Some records
────────────────────

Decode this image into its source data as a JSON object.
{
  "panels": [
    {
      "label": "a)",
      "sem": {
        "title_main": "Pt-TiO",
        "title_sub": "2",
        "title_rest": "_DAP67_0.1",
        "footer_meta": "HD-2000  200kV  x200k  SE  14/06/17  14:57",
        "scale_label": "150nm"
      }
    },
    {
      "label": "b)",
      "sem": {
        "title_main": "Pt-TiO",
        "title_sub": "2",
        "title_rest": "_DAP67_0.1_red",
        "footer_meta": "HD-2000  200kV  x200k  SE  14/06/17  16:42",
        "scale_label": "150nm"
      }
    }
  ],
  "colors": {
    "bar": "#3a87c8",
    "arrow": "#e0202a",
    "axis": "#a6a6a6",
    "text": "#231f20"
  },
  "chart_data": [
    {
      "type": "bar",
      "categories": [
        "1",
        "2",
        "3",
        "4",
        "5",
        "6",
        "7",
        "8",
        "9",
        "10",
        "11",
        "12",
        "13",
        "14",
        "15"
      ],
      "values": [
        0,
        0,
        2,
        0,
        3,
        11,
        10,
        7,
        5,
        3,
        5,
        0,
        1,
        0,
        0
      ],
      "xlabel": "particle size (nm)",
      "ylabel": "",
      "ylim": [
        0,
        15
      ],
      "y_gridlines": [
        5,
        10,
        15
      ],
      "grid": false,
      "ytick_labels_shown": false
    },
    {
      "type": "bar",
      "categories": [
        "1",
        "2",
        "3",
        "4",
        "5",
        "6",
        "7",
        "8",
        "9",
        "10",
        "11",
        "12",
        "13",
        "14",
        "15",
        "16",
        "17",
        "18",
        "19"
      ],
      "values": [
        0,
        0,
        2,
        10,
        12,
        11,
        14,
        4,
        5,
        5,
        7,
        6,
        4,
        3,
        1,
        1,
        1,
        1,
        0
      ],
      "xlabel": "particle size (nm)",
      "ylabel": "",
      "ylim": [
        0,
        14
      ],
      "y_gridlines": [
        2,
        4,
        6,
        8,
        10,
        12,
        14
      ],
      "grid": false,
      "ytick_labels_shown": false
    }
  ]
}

────────────────────

- **GIVEN TASK**: Output an exact copy of each record.

- **THE ANSWER**:
Decode this image into its source data as a JSON object.
{
  "panels": [
    {
      "label": "a)",
      "sem": {
        "title_main": "Pt-TiO",
        "title_sub": "2",
        "title_rest": "_DAP67_0.1",
        "footer_meta": "HD-2000  200kV  x200k  SE  14/06/17  14:57",
        "scale_label": "150nm"
      }
    },
    {
      "label": "b)",
      "sem": {
        "title_main": "Pt-TiO",
        "title_sub": "2",
        "title_rest": "_DAP67_0.1_red",
        "footer_meta": "HD-2000  200kV  x200k  SE  14/06/17  16:42",
        "scale_label": "150nm"
      }
    }
  ],
  "colors": {
    "bar": "#3a87c8",
    "arrow": "#e0202a",
    "axis": "#a6a6a6",
    "text": "#231f20"
  },
  "chart_data": [
    {
      "type": "bar",
      "categories": [
        "1",
        "2",
        "3",
        "4",
        "5",
        "6",
        "7",
        "8",
        "9",
        "10",
        "11",
        "12",
        "13",
        "14",
        "15"
      ],
      "values": [
        0,
        0,
        2,
        0,
        3,
        11,
        10,
        7,
        5,
        3,
        5,
        0,
        1,
        0,
        0
      ],
      "xlabel": "particle size (nm)",
      "ylabel": "",
      "ylim": [
        0,
        15
      ],
      "y_gridlines": [
        5,
        10,
        15
      ],
      "grid": false,
      "ytick_labels_shown": false
    },
    {
      "type": "bar",
      "categories": [
        "1",
        "2",
        "3",
        "4",
        "5",
        "6",
        "7",
        "8",
        "9",
        "10",
        "11",
        "12",
        "13",
        "14",
        "15",
        "16",
        "17",
        "18",
        "19"
      ],
      "values": [
        0,
        0,
        2,
        10,
        12,
        11,
        14,
        4,
        5,
        5,
        7,
        6,
        4,
        3,
        1,
        1,
        1,
        1,
        0
      ],
      "xlabel": "particle size (nm)",
      "ylabel": "",
      "ylim": [
        0,
        14
      ],
      "y_gridlines": [
        2,
        4,
        6,
        8,
        10,
        12,
        14
      ],
      "grid": false,
      "ytick_labels_shown": false
    }
  ]
}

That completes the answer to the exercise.